**TEXTO DE LECTURA**
□ □ □ □ □

“No está aquí, pues ha resucitado, como dijo…” (Mt. 28:6). Este tremendo acontecimiento histórico ocurrió hace más de dos mil años y marcó para siempre, aunque muchos lo quieran negar, el futuro de toda la humanidad. Es un testimonio elocuente de la noticia que diera un ángel enviado por Dios, para abrir la puerta (si así se le pudiera llamar, a una enorme piedra) imposible de ser removida por una sola persona debido a su enorme peso, y que protegía la entrada de la tumba que contenía el cuerpo del Señor Jesús, quien había muerto el día viernes anterior.
Luego, un día domingo por la mañana, bien temprano, dos mujeres creyentes, con la curiosidad de saber qué había pasado desde el día viernes que había muerto Jesús, y recordando sin lugar a dudas, la promesa que él les había hecho, que resucitaría al tercer día, fueron a la tumba. Y encontraron a un personaje celestial, sentado sobre la enorme piedra, y los guardias que custodiaban la tumba, ante semejante maravilla, yacían como muertos, desmayados a un lado.
Me provoca mucha emoción el imaginarme ese momento tan trascendental, histórica y espiritualmente hablando, que marcaba el inicio de una nueva era o dispensación para todos los hombres, vivos y muertos en esperanza. Sin lugar a dudas fue un momento único, sublime, extraordinario, maravilloso, que los mismos moradores celestiales estaban esperando. Era el cumplimiento de profecías que, muchos siglos atrás, el Padre Eterno había hecho al pueblo de Israel y a todas las naciones del mundo, y en ese preciso momento se estaba cumpliendo.
Debemos de comprender que para los discípulos no era nada fácil creer las palabras de Jesús, en cuanto a la resurrección. Ellos dudaban. Era algo imposible. ¿Vencer la muerte? ¿Levantarse de entre los muertos y volver a la vida? Era algo sobrenatural que nunca había sucedido. Bueno, después que llegaron las dos mujeres a la tumba, llegaron detrás de ellas corriendo dos discípulos, primero Juan y después Pedro. Y cuando entraron a la tumba no encontraron el cuerpo de Jesús. Y hasta ese momento creyeron en su resurrección, leamos: “Porque aún no habían entendido la Escritura, que era necesario que él resucitase de los muertos” (Jn. 20:8-9).

□ □ □ □ □

**CONSIGNA A**
Según el texto de lectura, ¿qué día y a qué hora fueron las dos mujeres a la tumba?

**DATOS PROPORCIONADOS**
□ □ □ □ □

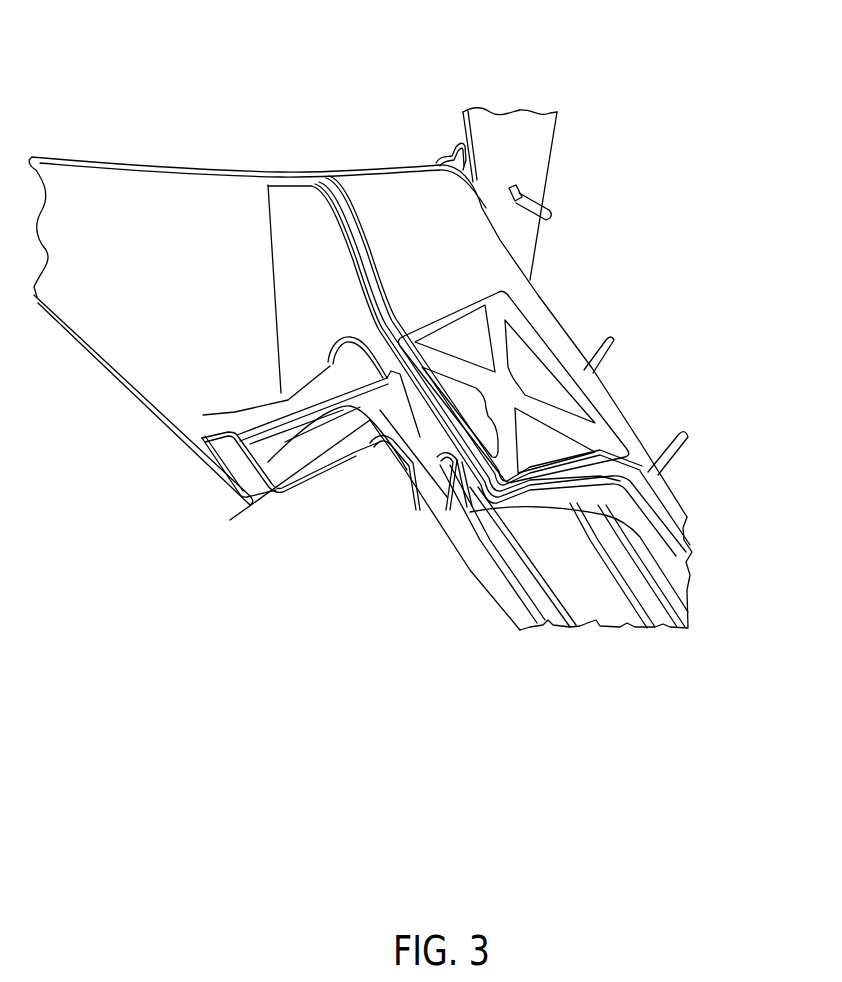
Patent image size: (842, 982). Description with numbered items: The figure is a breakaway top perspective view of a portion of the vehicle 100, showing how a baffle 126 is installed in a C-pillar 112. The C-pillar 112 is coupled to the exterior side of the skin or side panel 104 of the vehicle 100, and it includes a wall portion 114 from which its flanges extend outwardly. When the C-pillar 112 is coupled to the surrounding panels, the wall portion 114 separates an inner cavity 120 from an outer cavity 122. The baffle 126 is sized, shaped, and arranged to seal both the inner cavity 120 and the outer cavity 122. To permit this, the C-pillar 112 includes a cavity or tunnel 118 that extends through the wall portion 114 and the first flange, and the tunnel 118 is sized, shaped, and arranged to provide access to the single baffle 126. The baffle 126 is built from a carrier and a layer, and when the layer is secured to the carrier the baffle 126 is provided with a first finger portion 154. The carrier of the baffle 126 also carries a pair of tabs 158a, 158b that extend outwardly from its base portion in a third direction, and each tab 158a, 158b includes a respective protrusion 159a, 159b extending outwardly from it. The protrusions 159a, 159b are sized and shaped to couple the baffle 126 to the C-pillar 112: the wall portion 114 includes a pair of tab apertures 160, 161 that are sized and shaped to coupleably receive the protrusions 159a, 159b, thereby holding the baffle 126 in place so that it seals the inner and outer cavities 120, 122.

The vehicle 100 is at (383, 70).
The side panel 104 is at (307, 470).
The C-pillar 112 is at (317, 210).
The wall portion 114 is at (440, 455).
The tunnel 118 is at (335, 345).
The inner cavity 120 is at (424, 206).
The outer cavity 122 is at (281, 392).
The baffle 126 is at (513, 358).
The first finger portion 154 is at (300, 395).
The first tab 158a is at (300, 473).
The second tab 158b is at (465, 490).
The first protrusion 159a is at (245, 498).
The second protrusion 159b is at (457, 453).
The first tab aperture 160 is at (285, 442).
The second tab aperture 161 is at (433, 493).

□ □ □ □ □

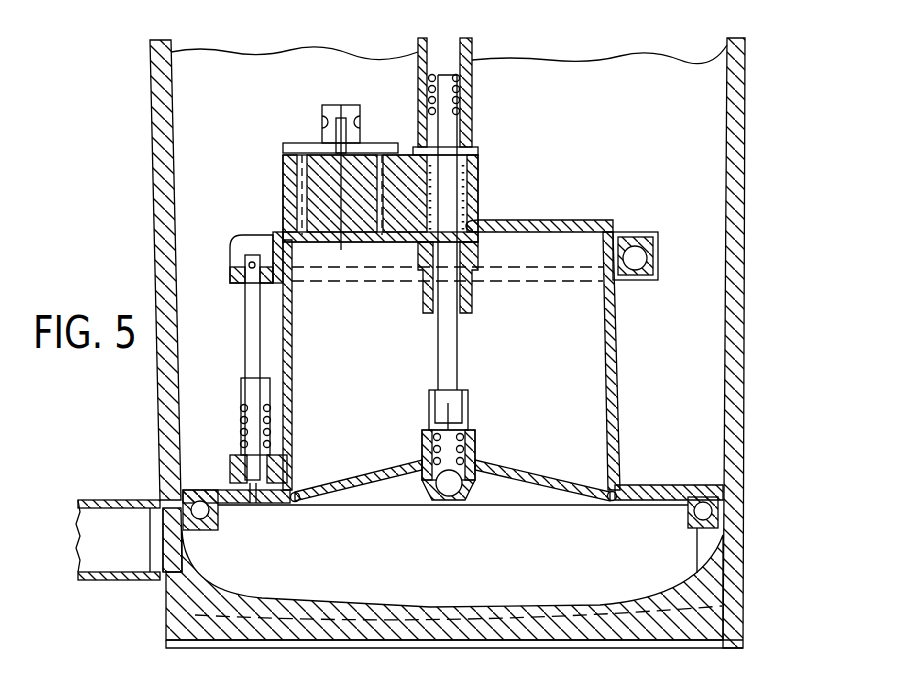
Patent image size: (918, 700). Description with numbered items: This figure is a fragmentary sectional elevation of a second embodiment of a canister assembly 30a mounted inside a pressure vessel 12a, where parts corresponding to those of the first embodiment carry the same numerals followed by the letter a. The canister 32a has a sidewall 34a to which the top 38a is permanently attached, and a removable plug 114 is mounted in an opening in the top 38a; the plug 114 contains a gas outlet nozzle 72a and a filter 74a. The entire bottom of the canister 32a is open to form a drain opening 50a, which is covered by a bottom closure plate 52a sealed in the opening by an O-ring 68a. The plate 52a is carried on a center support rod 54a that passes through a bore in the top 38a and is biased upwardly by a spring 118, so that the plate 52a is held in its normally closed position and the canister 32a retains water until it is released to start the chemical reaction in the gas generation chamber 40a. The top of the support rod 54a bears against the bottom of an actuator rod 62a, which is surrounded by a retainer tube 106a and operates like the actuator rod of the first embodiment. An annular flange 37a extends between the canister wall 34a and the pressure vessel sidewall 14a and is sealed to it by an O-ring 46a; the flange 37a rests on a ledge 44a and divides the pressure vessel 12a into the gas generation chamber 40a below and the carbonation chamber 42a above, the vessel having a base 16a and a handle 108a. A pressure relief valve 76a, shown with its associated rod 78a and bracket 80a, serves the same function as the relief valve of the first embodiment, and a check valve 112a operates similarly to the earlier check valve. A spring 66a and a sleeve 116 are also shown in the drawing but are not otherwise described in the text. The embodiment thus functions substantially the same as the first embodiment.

□ □ □ □ □

**CONSIGNA B**
Presenta como una lista JSON de cadenas, una por línea y sin líneas en blanco, las líneas de las entradas desde la que contiene "Patent image size: (842, 982)." hasta la que contiene "The baffle 126 is at (513, 358).", ambas incluidas.

**RESPUESTA COMPLETA A**
Un domingo por la mañana, bien temprano.

**RESPUESTA COMPLETA B**
[
  "Patent image size: (842, 982). Description with numbered items: The figure is a breakaway top perspective view of a portion of the vehicle 100, showing how a baffle 126 is installed in a C-pillar 112. The C-pillar 112 is coupled to the exterior side of the skin or side panel 104 of the vehicle 100, and it includes a wall portion 114 from which its flanges extend outwardly. When the C-pillar 112 is coupled to the surrounding panels, the wall portion 114 separates an inner cavity 120 from an outer cavity 122. The baffle 126 is sized, shaped, and arranged to seal both the inner cavity 120 and the outer cavity 122. To permit this, the C-pillar 112 includes a cavity or tunnel 118 that extends through the wall portion 114 and the first flange, and the tunnel 118 is sized, shaped, and arranged to provide access to the single baffle 126. The baffle 126 is built from a carrier and a layer, and when the layer is secured to the carrier the baffle 126 is provided with a first finger portion 154. The carrier of the baffle 126 also carries a pair of tabs 158a, 158b that extend outwardly from its base portion in a third direction, and each tab 158a, 158b includes a respective protrusion 159a, 159b extending outwardly from it. The protrusions 159a, 159b are sized and shaped to couple the baffle 126 to the C-pillar 112: the wall portion 114 includes a pair of tab apertures 160, 161 that are sized and shaped to coupleably receive the protrusions 159a, 159b, thereby holding the baffle 126 in place so that it seals the inner and outer cavities 120, 122.",
  "The vehicle 100 is at (383, 70).",
  "The side panel 104 is at (307, 470).",
  "The C-pillar 112 is at (317, 210).",
  "The wall portion 114 is at (440, 455).",
  "The tunnel 118 is at (335, 345).",
  "The inner cavity 120 is at (424, 206).",
  "The outer cavity 122 is at (281, 392).",
  "The baffle 126 is at (513, 358)."
]